Each line that follows is to be retyped exactly.

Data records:
* * * * * * *
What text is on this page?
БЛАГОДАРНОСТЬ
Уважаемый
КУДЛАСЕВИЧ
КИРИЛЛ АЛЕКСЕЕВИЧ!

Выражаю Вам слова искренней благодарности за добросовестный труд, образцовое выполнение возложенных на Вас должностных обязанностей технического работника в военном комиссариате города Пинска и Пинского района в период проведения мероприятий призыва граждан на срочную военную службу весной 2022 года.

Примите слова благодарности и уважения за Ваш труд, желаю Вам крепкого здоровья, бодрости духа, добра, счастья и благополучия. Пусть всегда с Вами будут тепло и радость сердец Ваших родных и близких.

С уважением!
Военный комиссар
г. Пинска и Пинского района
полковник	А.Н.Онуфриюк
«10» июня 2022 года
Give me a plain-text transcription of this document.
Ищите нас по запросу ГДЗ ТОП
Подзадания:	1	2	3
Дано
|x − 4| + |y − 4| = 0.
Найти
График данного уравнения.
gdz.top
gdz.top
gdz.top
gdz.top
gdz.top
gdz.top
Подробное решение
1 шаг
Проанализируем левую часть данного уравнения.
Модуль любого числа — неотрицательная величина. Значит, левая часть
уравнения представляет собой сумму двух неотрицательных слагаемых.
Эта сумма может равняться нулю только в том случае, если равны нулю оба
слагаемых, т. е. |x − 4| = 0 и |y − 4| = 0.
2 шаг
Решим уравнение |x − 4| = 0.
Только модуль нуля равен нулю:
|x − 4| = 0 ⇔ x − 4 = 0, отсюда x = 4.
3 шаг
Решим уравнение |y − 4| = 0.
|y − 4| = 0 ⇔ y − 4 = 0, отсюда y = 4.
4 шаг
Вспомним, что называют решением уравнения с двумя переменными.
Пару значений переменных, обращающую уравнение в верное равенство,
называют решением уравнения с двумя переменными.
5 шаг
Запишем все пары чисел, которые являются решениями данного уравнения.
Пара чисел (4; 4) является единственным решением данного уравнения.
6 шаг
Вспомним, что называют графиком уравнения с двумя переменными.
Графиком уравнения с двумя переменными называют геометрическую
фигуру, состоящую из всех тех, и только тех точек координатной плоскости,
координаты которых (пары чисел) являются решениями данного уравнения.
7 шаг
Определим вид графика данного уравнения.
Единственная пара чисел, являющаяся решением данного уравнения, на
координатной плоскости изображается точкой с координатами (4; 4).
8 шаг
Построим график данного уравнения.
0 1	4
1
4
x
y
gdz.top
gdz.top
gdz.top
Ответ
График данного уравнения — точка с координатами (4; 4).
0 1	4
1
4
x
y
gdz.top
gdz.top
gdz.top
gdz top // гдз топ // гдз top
* * * * * * *
THE OUTPUT:
What text is on this page?
БЛАГОДАРНОСТЬ
Уважаемый
КУДЛАСЕВИЧ
КИРИЛЛ АЛЕКСЕЕВИЧ!

Выражаю Вам слова искренней благодарности за добросовестный труд, образцовое выполнение возложенных на Вас должностных обязанностей технического работника в военном комиссариате города Пинска и Пинского района в период проведения мероприятий призыва граждан на срочную военную службу весной 2022 года.

Примите слова благодарности и уважения за Ваш труд, желаю Вам крепкого здоровья, бодрости духа, добра, счастья и благополучия. Пусть всегда с Вами будут тепло и радость сердец Ваших родных и близких.

С уважением!
Военный комиссар
г. Пинска и Пинского района
полковник	А.Н.Онуфриюк
«10» июня 2022 года
Give me a plain-text transcription of this document.
Ищите нас по запросу ГДЗ ТОП
Подзадания:	1	2	3
Дано
|x − 4| + |y − 4| = 0.
Найти
График данного уравнения.
gdz.top
gdz.top
gdz.top
gdz.top
gdz.top
gdz.top
Подробное решение
1 шаг
Проанализируем левую часть данного уравнения.
Модуль любого числа — неотрицательная величина. Значит, левая часть
уравнения представляет собой сумму двух неотрицательных слагаемых.
Эта сумма может равняться нулю только в том случае, если равны нулю оба
слагаемых, т. е. |x − 4| = 0 и |y − 4| = 0.
2 шаг
Решим уравнение |x − 4| = 0.
Только модуль нуля равен нулю:
|x − 4| = 0 ⇔ x − 4 = 0, отсюда x = 4.
3 шаг
Решим уравнение |y − 4| = 0.
|y − 4| = 0 ⇔ y − 4 = 0, отсюда y = 4.
4 шаг
Вспомним, что называют решением уравнения с двумя переменными.
Пару значений переменных, обращающую уравнение в верное равенство,
называют решением уравнения с двумя переменными.
5 шаг
Запишем все пары чисел, которые являются решениями данного уравнения.
Пара чисел (4; 4) является единственным решением данного уравнения.
6 шаг
Вспомним, что называют графиком уравнения с двумя переменными.
Графиком уравнения с двумя переменными называют геометрическую
фигуру, состоящую из всех тех, и только тех точек координатной плоскости,
координаты которых (пары чисел) являются решениями данного уравнения.
7 шаг
Определим вид графика данного уравнения.
Единственная пара чисел, являющаяся решением данного уравнения, на
координатной плоскости изображается точкой с координатами (4; 4).
8 шаг
Построим график данного уравнения.
0 1	4
1
4
x
y
gdz.top
gdz.top
gdz.top
Ответ
График данного уравнения — точка с координатами (4; 4).
0 1	4
1
4
x
y
gdz.top
gdz.top
gdz.top
gdz top // гдз топ // гдз top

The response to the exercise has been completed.